*DO THIS*. Can the data below be echoed back word for word?

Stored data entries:
------------------------

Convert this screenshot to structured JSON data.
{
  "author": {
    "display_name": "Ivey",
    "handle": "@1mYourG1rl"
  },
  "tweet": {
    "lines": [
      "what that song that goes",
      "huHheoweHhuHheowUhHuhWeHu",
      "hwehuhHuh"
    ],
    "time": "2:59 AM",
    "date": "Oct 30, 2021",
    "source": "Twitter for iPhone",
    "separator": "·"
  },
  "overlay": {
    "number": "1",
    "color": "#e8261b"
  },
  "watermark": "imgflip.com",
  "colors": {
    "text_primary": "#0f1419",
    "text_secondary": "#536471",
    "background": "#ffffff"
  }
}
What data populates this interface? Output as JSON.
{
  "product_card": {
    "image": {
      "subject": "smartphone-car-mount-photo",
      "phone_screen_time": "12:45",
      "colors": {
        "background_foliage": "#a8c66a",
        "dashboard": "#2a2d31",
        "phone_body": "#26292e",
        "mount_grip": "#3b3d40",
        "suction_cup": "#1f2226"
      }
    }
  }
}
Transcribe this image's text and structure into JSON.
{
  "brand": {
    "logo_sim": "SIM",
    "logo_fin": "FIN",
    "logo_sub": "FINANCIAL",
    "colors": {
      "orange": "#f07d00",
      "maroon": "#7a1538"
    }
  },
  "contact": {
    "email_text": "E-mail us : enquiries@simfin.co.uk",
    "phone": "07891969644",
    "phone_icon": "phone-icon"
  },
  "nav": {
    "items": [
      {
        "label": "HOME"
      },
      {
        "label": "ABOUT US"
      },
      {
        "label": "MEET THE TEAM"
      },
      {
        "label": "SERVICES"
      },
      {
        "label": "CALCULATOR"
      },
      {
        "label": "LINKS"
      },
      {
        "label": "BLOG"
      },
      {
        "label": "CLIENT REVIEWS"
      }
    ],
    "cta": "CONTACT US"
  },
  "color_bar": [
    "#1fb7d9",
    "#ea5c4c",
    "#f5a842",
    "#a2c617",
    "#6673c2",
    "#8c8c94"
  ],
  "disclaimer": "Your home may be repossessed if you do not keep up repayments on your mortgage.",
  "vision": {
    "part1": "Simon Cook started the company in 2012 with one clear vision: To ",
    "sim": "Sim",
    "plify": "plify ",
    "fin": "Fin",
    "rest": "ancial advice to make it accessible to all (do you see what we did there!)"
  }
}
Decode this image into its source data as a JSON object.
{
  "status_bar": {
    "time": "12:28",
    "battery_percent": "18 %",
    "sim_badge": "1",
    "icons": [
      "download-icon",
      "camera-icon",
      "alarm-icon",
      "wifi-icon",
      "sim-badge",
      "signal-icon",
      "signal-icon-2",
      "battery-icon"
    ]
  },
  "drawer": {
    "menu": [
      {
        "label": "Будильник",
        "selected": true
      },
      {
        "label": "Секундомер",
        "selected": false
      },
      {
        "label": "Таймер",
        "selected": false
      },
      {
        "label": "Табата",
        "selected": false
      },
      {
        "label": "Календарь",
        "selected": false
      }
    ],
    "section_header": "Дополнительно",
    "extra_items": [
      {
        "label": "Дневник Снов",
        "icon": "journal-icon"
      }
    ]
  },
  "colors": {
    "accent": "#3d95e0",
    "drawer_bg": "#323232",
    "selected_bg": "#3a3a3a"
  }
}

------------------------

*ANSWER FOR THE TASK*.
Convert this screenshot to structured JSON data.
{
  "author": {
    "display_name": "Ivey",
    "handle": "@1mYourG1rl"
  },
  "tweet": {
    "lines": [
      "what that song that goes",
      "huHheoweHhuHheowUhHuhWeHu",
      "hwehuhHuh"
    ],
    "time": "2:59 AM",
    "date": "Oct 30, 2021",
    "source": "Twitter for iPhone",
    "separator": "·"
  },
  "overlay": {
    "number": "1",
    "color": "#e8261b"
  },
  "watermark": "imgflip.com",
  "colors": {
    "text_primary": "#0f1419",
    "text_secondary": "#536471",
    "background": "#ffffff"
  }
}
What data populates this interface? Output as JSON.
{
  "product_card": {
    "image": {
      "subject": "smartphone-car-mount-photo",
      "phone_screen_time": "12:45",
      "colors": {
        "background_foliage": "#a8c66a",
        "dashboard": "#2a2d31",
        "phone_body": "#26292e",
        "mount_grip": "#3b3d40",
        "suction_cup": "#1f2226"
      }
    }
  }
}
Transcribe this image's text and structure into JSON.
{
  "brand": {
    "logo_sim": "SIM",
    "logo_fin": "FIN",
    "logo_sub": "FINANCIAL",
    "colors": {
      "orange": "#f07d00",
      "maroon": "#7a1538"
    }
  },
  "contact": {
    "email_text": "E-mail us : enquiries@simfin.co.uk",
    "phone": "07891969644",
    "phone_icon": "phone-icon"
  },
  "nav": {
    "items": [
      {
        "label": "HOME"
      },
      {
        "label": "ABOUT US"
      },
      {
        "label": "MEET THE TEAM"
      },
      {
        "label": "SERVICES"
      },
      {
        "label": "CALCULATOR"
      },
      {
        "label": "LINKS"
      },
      {
        "label": "BLOG"
      },
      {
        "label": "CLIENT REVIEWS"
      }
    ],
    "cta": "CONTACT US"
  },
  "color_bar": [
    "#1fb7d9",
    "#ea5c4c",
    "#f5a842",
    "#a2c617",
    "#6673c2",
    "#8c8c94"
  ],
  "disclaimer": "Your home may be repossessed if you do not keep up repayments on your mortgage.",
  "vision": {
    "part1": "Simon Cook started the company in 2012 with one clear vision: To ",
    "sim": "Sim",
    "plify": "plify ",
    "fin": "Fin",
    "rest": "ancial advice to make it accessible to all (do you see what we did there!)"
  }
}
Decode this image into its source data as a JSON object.
{
  "status_bar": {
    "time": "12:28",
    "battery_percent": "18 %",
    "sim_badge": "1",
    "icons": [
      "download-icon",
      "camera-icon",
      "alarm-icon",
      "wifi-icon",
      "sim-badge",
      "signal-icon",
      "signal-icon-2",
      "battery-icon"
    ]
  },
  "drawer": {
    "menu": [
      {
        "label": "Будильник",
        "selected": true
      },
      {
        "label": "Секундомер",
        "selected": false
      },
      {
        "label": "Таймер",
        "selected": false
      },
      {
        "label": "Табата",
        "selected": false
      },
      {
        "label": "Календарь",
        "selected": false
      }
    ],
    "section_header": "Дополнительно",
    "extra_items": [
      {
        "label": "Дневник Снов",
        "icon": "journal-icon"
      }
    ]
  },
  "colors": {
    "accent": "#3d95e0",
    "drawer_bg": "#323232",
    "selected_bg": "#3a3a3a"
  }
}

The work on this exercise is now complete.